● WHAT IS REQUIRED
Starting at the line that contains "OCR this image.", reproduce every line through the end of the entries below, with no pictures in the copy.

━━━━━ AVAILABLE DATA ━━━━━

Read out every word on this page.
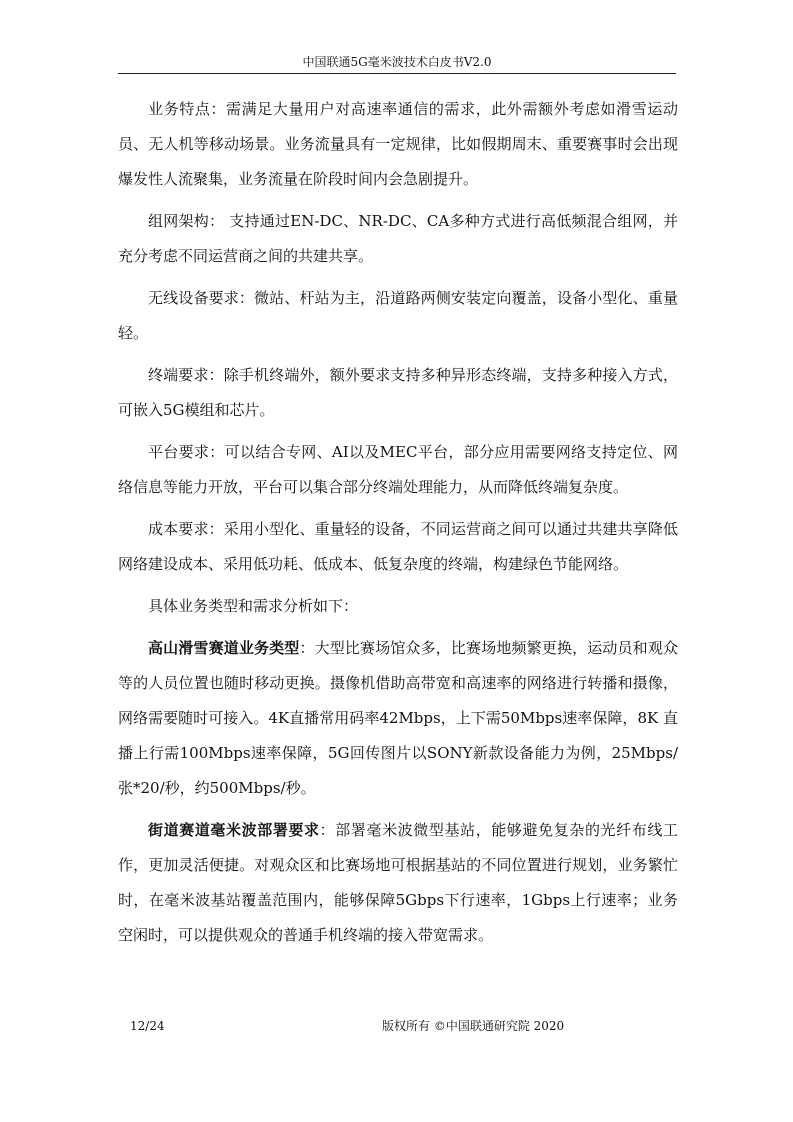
中国联通5G毫米波技术白皮书V2.0

业务特点：需满足大量用户对高速率通信的需求，此外需额外考虑如滑雪运动员、无人机等移动场景。业务流量具有一定规律，比如假期周末、重要赛事时会出现爆发性人流聚集，业务流量在阶段时间内会急剧提升。

组网架构： 支持通过EN-DC、NR-DC、CA多种方式进行高低频混合组网，并充分考虑不同运营商之间的共建共享。

无线设备要求：微站、杆站为主，沿道路两侧安装定向覆盖，设备小型化、重量轻。

终端要求：除手机终端外，额外要求支持多种异形态终端，支持多种接入方式，可嵌入5G模组和芯片。

平台要求：可以结合专网、AI以及MEC平台，部分应用需要网络支持定位、网络信息等能力开放，平台可以集合部分终端处理能力，从而降低终端复杂度。

成本要求：采用小型化、重量轻的设备，不同运营商之间可以通过共建共享降低网络建设成本、采用低功耗、低成本、低复杂度的终端，构建绿色节能网络。

具体业务类型和需求分析如下：

高山滑雪赛道业务类型：大型比赛场馆众多，比赛场地频繁更换，运动员和观众等的人员位置也随时移动更换。摄像机借助高带宽和高速率的网络进行转播和摄像，网络需要随时可接入。4K直播常用码率42Mbps，上下需50Mbps速率保障，8K 直播上行需100Mbps速率保障，5G回传图片以SONY新款设备能力为例，25Mbps/张*20/秒，约500Mbps/秒。

街道赛道毫米波部署要求：部署毫米波微型基站，能够避免复杂的光纤布线工作，更加灵活便捷。对观众区和比赛场地可根据基站的不同位置进行规划，业务繁忙时，在毫米波基站覆盖范围内，能够保障5Gbps下行速率，1Gbps上行速率；业务空闲时，可以提供观众的普通手机终端的接入带宽需求。

12/24	版权所有 ©中国联通研究院 2020
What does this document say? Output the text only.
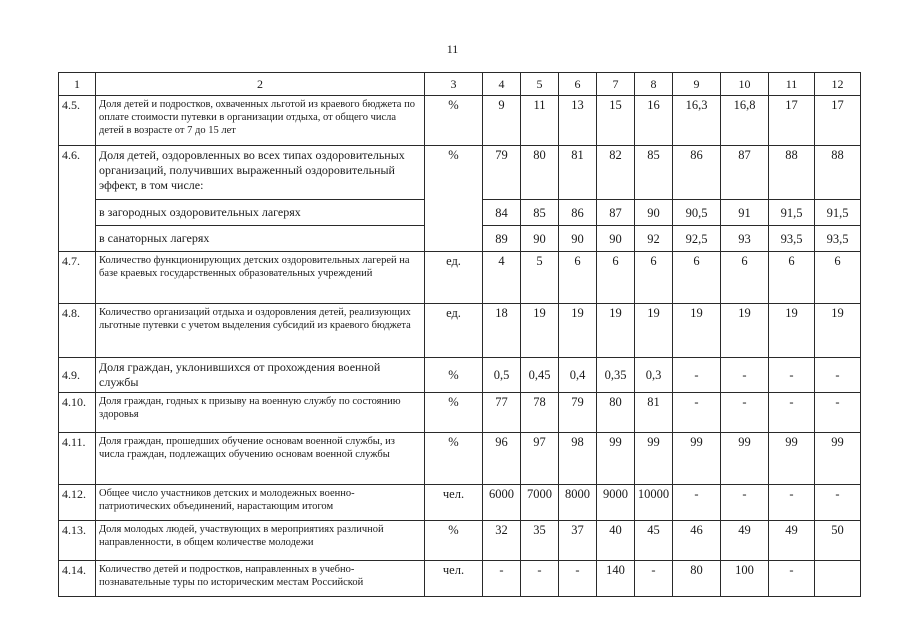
11
1	2	3	4	5	6	7	8	9	10	11	12
4.5.	Доля детей и подростков, охваченных льготой из краевого бюджета по оплате стоимости путевки в организации отдыха, от общего числа детей в возрасте от 7 до 15 лет	%	9	11	13	15	16	16,3	16,8	17	17
4.6.	Доля детей, оздоровленных во всех типах оздоровительных организаций, получивших выраженный оздоровительный эффект, в том числе:	%	79	80	81	82	85	86	87	88	88
	в загородных оздоровительных лагерях		84	85	86	87	90	90,5	91	91,5	91,5
	в санаторных лагерях		89	90	90	90	92	92,5	93	93,5	93,5
4.7.	Количество функционирующих детских оздоровительных лагерей на базе краевых государственных образовательных учреждений	ед.	4	5	6	6	6	6	6	6	6
4.8.	Количество организаций отдыха и оздоровления детей, реализующих льготные путевки с учетом выделения субсидий из краевого бюджета	ед.	18	19	19	19	19	19	19	19	19
4.9.	Доля граждан, уклонившихся от прохождения военной службы	%	0,5	0,45	0,4	0,35	0,3	-	-	-	-
4.10.	Доля граждан, годных к призыву на военную службу по состоянию здоровья	%	77	78	79	80	81	-	-	-	-
4.11.	Доля граждан, прошедших обучение основам военной службы, из числа граждан, подлежащих обучению основам военной службы	%	96	97	98	99	99	99	99	99	99
4.12.	Общее число участников детских и молодежных военно-патриотических объединений, нарастающим итогом	чел.	6000	7000	8000	9000	10000	-	-	-	-
4.13.	Доля молодых людей, участвующих в мероприятиях различной направленности, в общем количестве молодежи	%	32	35	37	40	45	46	49	49	50
4.14.	Количество детей и подростков, направленных в учебно-познавательные туры по историческим местам Российской	чел.	-	-	-	140	-	80	100	-	
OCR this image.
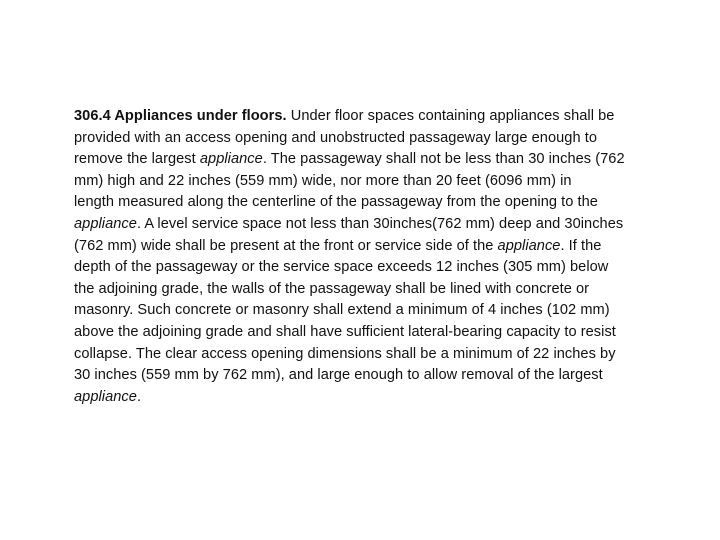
306.4 Appliances under floors. Under floor spaces containing appliances shall be
provided with an access opening and unobstructed passageway large enough to
remove the largest appliance. The passageway shall not be less than 30 inches (762
mm) high and 22 inches (559 mm) wide, nor more than 20 feet (6096 mm) in
length measured along the centerline of the passageway from the opening to the
appliance. A level service space not less than 30inches(762 mm) deep and 30inches
(762 mm) wide shall be present at the front or service side of the appliance. If the
depth of the passageway or the service space exceeds 12 inches (305 mm) below
the adjoining grade, the walls of the passageway shall be lined with concrete or
masonry. Such concrete or masonry shall extend a minimum of 4 inches (102 mm)
above the adjoining grade and shall have sufficient lateral-bearing capacity to resist
collapse. The clear access opening dimensions shall be a minimum of 22 inches by
30 inches (559 mm by 762 mm), and large enough to allow removal of the largest
appliance.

━━━━━

● OUTPUT
OCR this image.
306.4 Appliances under floors. Under floor spaces containing appliances shall be
provided with an access opening and unobstructed passageway large enough to
remove the largest appliance. The passageway shall not be less than 30 inches (762
mm) high and 22 inches (559 mm) wide, nor more than 20 feet (6096 mm) in
length measured along the centerline of the passageway from the opening to the
appliance. A level service space not less than 30inches(762 mm) deep and 30inches
(762 mm) wide shall be present at the front or service side of the appliance. If the
depth of the passageway or the service space exceeds 12 inches (305 mm) below
the adjoining grade, the walls of the passageway shall be lined with concrete or
masonry. Such concrete or masonry shall extend a minimum of 4 inches (102 mm)
above the adjoining grade and shall have sufficient lateral-bearing capacity to resist
collapse. The clear access opening dimensions shall be a minimum of 22 inches by
30 inches (559 mm by 762 mm), and large enough to allow removal of the largest
appliance.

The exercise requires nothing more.